**The problem:**
Transcribe the listing word for word.

**Recorded data:**
============================================================
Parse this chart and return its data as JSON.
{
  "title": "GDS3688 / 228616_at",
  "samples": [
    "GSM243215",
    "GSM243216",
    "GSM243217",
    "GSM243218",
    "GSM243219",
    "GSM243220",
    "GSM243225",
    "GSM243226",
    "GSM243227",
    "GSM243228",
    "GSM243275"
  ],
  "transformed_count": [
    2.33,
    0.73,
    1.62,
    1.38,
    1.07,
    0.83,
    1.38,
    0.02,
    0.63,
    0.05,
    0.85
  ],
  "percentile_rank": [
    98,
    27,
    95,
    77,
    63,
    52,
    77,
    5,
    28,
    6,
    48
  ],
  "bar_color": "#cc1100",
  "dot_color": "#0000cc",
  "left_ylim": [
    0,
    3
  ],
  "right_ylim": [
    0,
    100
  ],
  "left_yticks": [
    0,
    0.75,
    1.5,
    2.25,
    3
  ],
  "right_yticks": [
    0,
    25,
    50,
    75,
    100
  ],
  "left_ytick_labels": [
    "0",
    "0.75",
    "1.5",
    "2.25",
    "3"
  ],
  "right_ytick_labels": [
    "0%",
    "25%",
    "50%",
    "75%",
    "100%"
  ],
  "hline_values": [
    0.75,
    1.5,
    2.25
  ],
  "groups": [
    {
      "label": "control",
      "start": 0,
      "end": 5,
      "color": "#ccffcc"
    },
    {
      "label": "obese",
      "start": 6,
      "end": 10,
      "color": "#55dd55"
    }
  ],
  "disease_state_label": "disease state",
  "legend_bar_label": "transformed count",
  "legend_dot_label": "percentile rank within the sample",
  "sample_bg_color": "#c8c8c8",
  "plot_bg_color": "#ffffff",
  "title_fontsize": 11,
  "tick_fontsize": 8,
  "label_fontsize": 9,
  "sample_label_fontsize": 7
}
============================================================
**Result below:**
Parse this chart and return its data as JSON.
{
  "title": "GDS3688 / 228616_at",
  "samples": [
    "GSM243215",
    "GSM243216",
    "GSM243217",
    "GSM243218",
    "GSM243219",
    "GSM243220",
    "GSM243225",
    "GSM243226",
    "GSM243227",
    "GSM243228",
    "GSM243275"
  ],
  "transformed_count": [
    2.33,
    0.73,
    1.62,
    1.38,
    1.07,
    0.83,
    1.38,
    0.02,
    0.63,
    0.05,
    0.85
  ],
  "percentile_rank": [
    98,
    27,
    95,
    77,
    63,
    52,
    77,
    5,
    28,
    6,
    48
  ],
  "bar_color": "#cc1100",
  "dot_color": "#0000cc",
  "left_ylim": [
    0,
    3
  ],
  "right_ylim": [
    0,
    100
  ],
  "left_yticks": [
    0,
    0.75,
    1.5,
    2.25,
    3
  ],
  "right_yticks": [
    0,
    25,
    50,
    75,
    100
  ],
  "left_ytick_labels": [
    "0",
    "0.75",
    "1.5",
    "2.25",
    "3"
  ],
  "right_ytick_labels": [
    "0%",
    "25%",
    "50%",
    "75%",
    "100%"
  ],
  "hline_values": [
    0.75,
    1.5,
    2.25
  ],
  "groups": [
    {
      "label": "control",
      "start": 0,
      "end": 5,
      "color": "#ccffcc"
    },
    {
      "label": "obese",
      "start": 6,
      "end": 10,
      "color": "#55dd55"
    }
  ],
  "disease_state_label": "disease state",
  "legend_bar_label": "transformed count",
  "legend_dot_label": "percentile rank within the sample",
  "sample_bg_color": "#c8c8c8",
  "plot_bg_color": "#ffffff",
  "title_fontsize": 11,
  "tick_fontsize": 8,
  "label_fontsize": 9,
  "sample_label_fontsize": 7
}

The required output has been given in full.